* **What to produce**:
Emit the entire listing verbatim.

* **Material for the task**:
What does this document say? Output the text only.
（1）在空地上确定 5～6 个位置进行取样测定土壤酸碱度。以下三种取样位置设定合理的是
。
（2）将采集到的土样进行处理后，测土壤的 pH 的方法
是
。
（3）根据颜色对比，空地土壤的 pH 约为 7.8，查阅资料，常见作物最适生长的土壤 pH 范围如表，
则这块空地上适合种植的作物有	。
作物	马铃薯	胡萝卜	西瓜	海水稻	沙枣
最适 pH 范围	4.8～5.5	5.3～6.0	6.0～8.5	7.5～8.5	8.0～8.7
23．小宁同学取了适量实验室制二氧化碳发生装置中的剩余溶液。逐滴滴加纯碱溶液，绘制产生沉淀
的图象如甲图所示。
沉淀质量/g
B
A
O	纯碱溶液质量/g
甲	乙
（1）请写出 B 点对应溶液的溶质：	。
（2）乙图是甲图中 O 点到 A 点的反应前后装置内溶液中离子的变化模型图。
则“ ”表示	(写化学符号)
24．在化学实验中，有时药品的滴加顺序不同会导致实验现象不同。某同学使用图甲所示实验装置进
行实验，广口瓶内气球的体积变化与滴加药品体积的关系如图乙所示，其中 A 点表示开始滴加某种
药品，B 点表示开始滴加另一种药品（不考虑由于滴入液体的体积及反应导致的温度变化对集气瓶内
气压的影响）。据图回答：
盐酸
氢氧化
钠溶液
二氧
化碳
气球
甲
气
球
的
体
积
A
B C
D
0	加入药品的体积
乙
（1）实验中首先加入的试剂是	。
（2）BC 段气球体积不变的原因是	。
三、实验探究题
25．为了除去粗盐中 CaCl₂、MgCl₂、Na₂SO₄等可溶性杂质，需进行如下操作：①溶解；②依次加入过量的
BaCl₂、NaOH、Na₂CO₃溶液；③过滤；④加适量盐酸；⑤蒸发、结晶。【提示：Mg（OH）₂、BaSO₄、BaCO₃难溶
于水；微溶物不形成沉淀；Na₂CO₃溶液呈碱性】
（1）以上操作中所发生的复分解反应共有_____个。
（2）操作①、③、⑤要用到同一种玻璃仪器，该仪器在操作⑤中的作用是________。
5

* **Task solution**:
What does this document say? Output the text only.
（1）在空地上确定 5～6 个位置进行取样测定土壤酸碱度。以下三种取样位置设定合理的是
。
（2）将采集到的土样进行处理后，测土壤的 pH 的方法
是
。
（3）根据颜色对比，空地土壤的 pH 约为 7.8，查阅资料，常见作物最适生长的土壤 pH 范围如表，
则这块空地上适合种植的作物有	。
作物	马铃薯	胡萝卜	西瓜	海水稻	沙枣
最适 pH 范围	4.8～5.5	5.3～6.0	6.0～8.5	7.5～8.5	8.0～8.7
23．小宁同学取了适量实验室制二氧化碳发生装置中的剩余溶液。逐滴滴加纯碱溶液，绘制产生沉淀
的图象如甲图所示。
沉淀质量/g
B
A
O	纯碱溶液质量/g
甲	乙
（1）请写出 B 点对应溶液的溶质：	。
（2）乙图是甲图中 O 点到 A 点的反应前后装置内溶液中离子的变化模型图。
则“ ”表示	(写化学符号)
24．在化学实验中，有时药品的滴加顺序不同会导致实验现象不同。某同学使用图甲所示实验装置进
行实验，广口瓶内气球的体积变化与滴加药品体积的关系如图乙所示，其中 A 点表示开始滴加某种
药品，B 点表示开始滴加另一种药品（不考虑由于滴入液体的体积及反应导致的温度变化对集气瓶内
气压的影响）。据图回答：
盐酸
氢氧化
钠溶液
二氧
化碳
气球
甲
气
球
的
体
积
A
B C
D
0	加入药品的体积
乙
（1）实验中首先加入的试剂是	。
（2）BC 段气球体积不变的原因是	。
三、实验探究题
25．为了除去粗盐中 CaCl₂、MgCl₂、Na₂SO₄等可溶性杂质，需进行如下操作：①溶解；②依次加入过量的
BaCl₂、NaOH、Na₂CO₃溶液；③过滤；④加适量盐酸；⑤蒸发、结晶。【提示：Mg（OH）₂、BaSO₄、BaCO₃难溶
于水；微溶物不形成沉淀；Na₂CO₃溶液呈碱性】
（1）以上操作中所发生的复分解反应共有_____个。
（2）操作①、③、⑤要用到同一种玻璃仪器，该仪器在操作⑤中的作用是________。
5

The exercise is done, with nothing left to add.